▶ Instructions for the task:
Print each line of the listing once more, precisely as given.

Source data
--- BEGIN ---
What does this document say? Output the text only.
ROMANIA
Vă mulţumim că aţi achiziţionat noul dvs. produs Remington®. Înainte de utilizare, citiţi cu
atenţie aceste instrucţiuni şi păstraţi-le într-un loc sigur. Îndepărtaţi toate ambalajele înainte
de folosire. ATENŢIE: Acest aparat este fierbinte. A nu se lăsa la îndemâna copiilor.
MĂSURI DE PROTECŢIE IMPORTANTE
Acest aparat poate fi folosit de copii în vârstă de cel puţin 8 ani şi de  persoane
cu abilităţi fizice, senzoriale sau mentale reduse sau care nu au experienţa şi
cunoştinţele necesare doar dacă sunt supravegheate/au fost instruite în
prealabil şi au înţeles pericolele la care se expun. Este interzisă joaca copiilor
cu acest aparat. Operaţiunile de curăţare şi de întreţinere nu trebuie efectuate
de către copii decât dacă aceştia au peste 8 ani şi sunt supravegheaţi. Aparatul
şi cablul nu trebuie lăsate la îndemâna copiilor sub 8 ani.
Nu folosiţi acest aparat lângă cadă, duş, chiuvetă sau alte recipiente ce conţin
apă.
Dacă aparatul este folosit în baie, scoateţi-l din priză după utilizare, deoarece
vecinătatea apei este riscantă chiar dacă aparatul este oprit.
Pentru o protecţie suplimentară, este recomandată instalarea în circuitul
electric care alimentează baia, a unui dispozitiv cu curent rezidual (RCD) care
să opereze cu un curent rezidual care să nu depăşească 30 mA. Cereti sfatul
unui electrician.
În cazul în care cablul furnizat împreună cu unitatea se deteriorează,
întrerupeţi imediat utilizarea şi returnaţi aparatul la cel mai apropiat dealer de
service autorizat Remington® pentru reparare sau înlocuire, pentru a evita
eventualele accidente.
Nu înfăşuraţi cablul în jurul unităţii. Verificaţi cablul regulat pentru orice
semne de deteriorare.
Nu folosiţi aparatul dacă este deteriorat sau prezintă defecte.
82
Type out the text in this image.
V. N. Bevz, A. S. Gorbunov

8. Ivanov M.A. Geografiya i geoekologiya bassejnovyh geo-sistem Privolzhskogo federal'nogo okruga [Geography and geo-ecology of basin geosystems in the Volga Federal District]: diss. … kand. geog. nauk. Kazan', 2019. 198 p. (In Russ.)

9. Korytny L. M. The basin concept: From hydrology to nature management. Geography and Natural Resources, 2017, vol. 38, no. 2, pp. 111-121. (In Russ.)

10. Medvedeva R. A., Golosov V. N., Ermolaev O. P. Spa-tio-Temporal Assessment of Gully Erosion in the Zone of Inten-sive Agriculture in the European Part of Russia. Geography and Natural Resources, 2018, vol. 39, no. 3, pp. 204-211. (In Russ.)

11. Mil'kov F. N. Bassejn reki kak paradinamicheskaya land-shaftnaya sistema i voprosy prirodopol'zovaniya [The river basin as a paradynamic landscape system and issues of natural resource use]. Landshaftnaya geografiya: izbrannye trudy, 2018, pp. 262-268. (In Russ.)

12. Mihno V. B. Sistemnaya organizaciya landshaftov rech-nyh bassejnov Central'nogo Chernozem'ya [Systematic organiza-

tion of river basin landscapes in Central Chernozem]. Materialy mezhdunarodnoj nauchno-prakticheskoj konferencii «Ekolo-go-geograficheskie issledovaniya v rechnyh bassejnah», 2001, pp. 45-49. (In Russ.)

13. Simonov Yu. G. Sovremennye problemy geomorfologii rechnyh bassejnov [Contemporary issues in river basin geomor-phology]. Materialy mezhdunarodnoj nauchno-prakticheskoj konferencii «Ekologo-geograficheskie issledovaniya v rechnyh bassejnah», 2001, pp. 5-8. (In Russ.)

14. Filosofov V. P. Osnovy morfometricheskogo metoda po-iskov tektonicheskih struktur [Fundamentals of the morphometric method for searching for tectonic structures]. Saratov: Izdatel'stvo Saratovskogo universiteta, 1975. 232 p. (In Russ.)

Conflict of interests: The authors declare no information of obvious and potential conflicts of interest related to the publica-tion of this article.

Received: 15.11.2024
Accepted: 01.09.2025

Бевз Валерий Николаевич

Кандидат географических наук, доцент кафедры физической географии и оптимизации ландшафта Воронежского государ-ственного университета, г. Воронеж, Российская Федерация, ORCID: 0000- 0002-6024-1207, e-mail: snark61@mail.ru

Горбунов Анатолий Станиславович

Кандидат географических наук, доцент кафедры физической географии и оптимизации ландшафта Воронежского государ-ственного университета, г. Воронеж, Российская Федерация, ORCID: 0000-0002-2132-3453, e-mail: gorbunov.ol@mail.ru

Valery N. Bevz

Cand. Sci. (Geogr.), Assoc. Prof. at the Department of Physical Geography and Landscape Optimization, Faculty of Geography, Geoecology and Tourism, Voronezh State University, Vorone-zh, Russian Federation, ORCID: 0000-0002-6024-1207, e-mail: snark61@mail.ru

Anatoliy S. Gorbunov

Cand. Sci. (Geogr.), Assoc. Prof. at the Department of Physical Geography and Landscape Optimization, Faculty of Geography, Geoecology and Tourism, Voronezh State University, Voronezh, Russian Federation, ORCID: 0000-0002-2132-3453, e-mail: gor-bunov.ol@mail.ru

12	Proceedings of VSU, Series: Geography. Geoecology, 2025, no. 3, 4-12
--- END ---
▶ Output:
What does this document say? Output the text only.
ROMANIA
Vă mulţumim că aţi achiziţionat noul dvs. produs Remington®. Înainte de utilizare, citiţi cu
atenţie aceste instrucţiuni şi păstraţi-le într-un loc sigur. Îndepărtaţi toate ambalajele înainte
de folosire. ATENŢIE: Acest aparat este fierbinte. A nu se lăsa la îndemâna copiilor.
MĂSURI DE PROTECŢIE IMPORTANTE
Acest aparat poate fi folosit de copii în vârstă de cel puţin 8 ani şi de  persoane
cu abilităţi fizice, senzoriale sau mentale reduse sau care nu au experienţa şi
cunoştinţele necesare doar dacă sunt supravegheate/au fost instruite în
prealabil şi au înţeles pericolele la care se expun. Este interzisă joaca copiilor
cu acest aparat. Operaţiunile de curăţare şi de întreţinere nu trebuie efectuate
de către copii decât dacă aceştia au peste 8 ani şi sunt supravegheaţi. Aparatul
şi cablul nu trebuie lăsate la îndemâna copiilor sub 8 ani.
Nu folosiţi acest aparat lângă cadă, duş, chiuvetă sau alte recipiente ce conţin
apă.
Dacă aparatul este folosit în baie, scoateţi-l din priză după utilizare, deoarece
vecinătatea apei este riscantă chiar dacă aparatul este oprit.
Pentru o protecţie suplimentară, este recomandată instalarea în circuitul
electric care alimentează baia, a unui dispozitiv cu curent rezidual (RCD) care
să opereze cu un curent rezidual care să nu depăşească 30 mA. Cereti sfatul
unui electrician.
În cazul în care cablul furnizat împreună cu unitatea se deteriorează,
întrerupeţi imediat utilizarea şi returnaţi aparatul la cel mai apropiat dealer de
service autorizat Remington® pentru reparare sau înlocuire, pentru a evita
eventualele accidente.
Nu înfăşuraţi cablul în jurul unităţii. Verificaţi cablul regulat pentru orice
semne de deteriorare.
Nu folosiţi aparatul dacă este deteriorat sau prezintă defecte.
82
Type out the text in this image.
V. N. Bevz, A. S. Gorbunov

8. Ivanov M.A. Geografiya i geoekologiya bassejnovyh geo-sistem Privolzhskogo federal'nogo okruga [Geography and geo-ecology of basin geosystems in the Volga Federal District]: diss. … kand. geog. nauk. Kazan', 2019. 198 p. (In Russ.)

9. Korytny L. M. The basin concept: From hydrology to nature management. Geography and Natural Resources, 2017, vol. 38, no. 2, pp. 111-121. (In Russ.)

10. Medvedeva R. A., Golosov V. N., Ermolaev O. P. Spa-tio-Temporal Assessment of Gully Erosion in the Zone of Inten-sive Agriculture in the European Part of Russia. Geography and Natural Resources, 2018, vol. 39, no. 3, pp. 204-211. (In Russ.)

11. Mil'kov F. N. Bassejn reki kak paradinamicheskaya land-shaftnaya sistema i voprosy prirodopol'zovaniya [The river basin as a paradynamic landscape system and issues of natural resource use]. Landshaftnaya geografiya: izbrannye trudy, 2018, pp. 262-268. (In Russ.)

12. Mihno V. B. Sistemnaya organizaciya landshaftov rech-nyh bassejnov Central'nogo Chernozem'ya [Systematic organiza-

tion of river basin landscapes in Central Chernozem]. Materialy mezhdunarodnoj nauchno-prakticheskoj konferencii «Ekolo-go-geograficheskie issledovaniya v rechnyh bassejnah», 2001, pp. 45-49. (In Russ.)

13. Simonov Yu. G. Sovremennye problemy geomorfologii rechnyh bassejnov [Contemporary issues in river basin geomor-phology]. Materialy mezhdunarodnoj nauchno-prakticheskoj konferencii «Ekologo-geograficheskie issledovaniya v rechnyh bassejnah», 2001, pp. 5-8. (In Russ.)

14. Filosofov V. P. Osnovy morfometricheskogo metoda po-iskov tektonicheskih struktur [Fundamentals of the morphometric method for searching for tectonic structures]. Saratov: Izdatel'stvo Saratovskogo universiteta, 1975. 232 p. (In Russ.)

Conflict of interests: The authors declare no information of obvious and potential conflicts of interest related to the publica-tion of this article.

Received: 15.11.2024
Accepted: 01.09.2025

Бевз Валерий Николаевич

Кандидат географических наук, доцент кафедры физической географии и оптимизации ландшафта Воронежского государ-ственного университета, г. Воронеж, Российская Федерация, ORCID: 0000- 0002-6024-1207, e-mail: snark61@mail.ru

Горбунов Анатолий Станиславович

Кандидат географических наук, доцент кафедры физической географии и оптимизации ландшафта Воронежского государ-ственного университета, г. Воронеж, Российская Федерация, ORCID: 0000-0002-2132-3453, e-mail: gorbunov.ol@mail.ru

Valery N. Bevz

Cand. Sci. (Geogr.), Assoc. Prof. at the Department of Physical Geography and Landscape Optimization, Faculty of Geography, Geoecology and Tourism, Voronezh State University, Vorone-zh, Russian Federation, ORCID: 0000-0002-6024-1207, e-mail: snark61@mail.ru

Anatoliy S. Gorbunov

Cand. Sci. (Geogr.), Assoc. Prof. at the Department of Physical Geography and Landscape Optimization, Faculty of Geography, Geoecology and Tourism, Voronezh State University, Voronezh, Russian Federation, ORCID: 0000-0002-2132-3453, e-mail: gor-bunov.ol@mail.ru

12	Proceedings of VSU, Series: Geography. Geoecology, 2025, no. 3, 4-12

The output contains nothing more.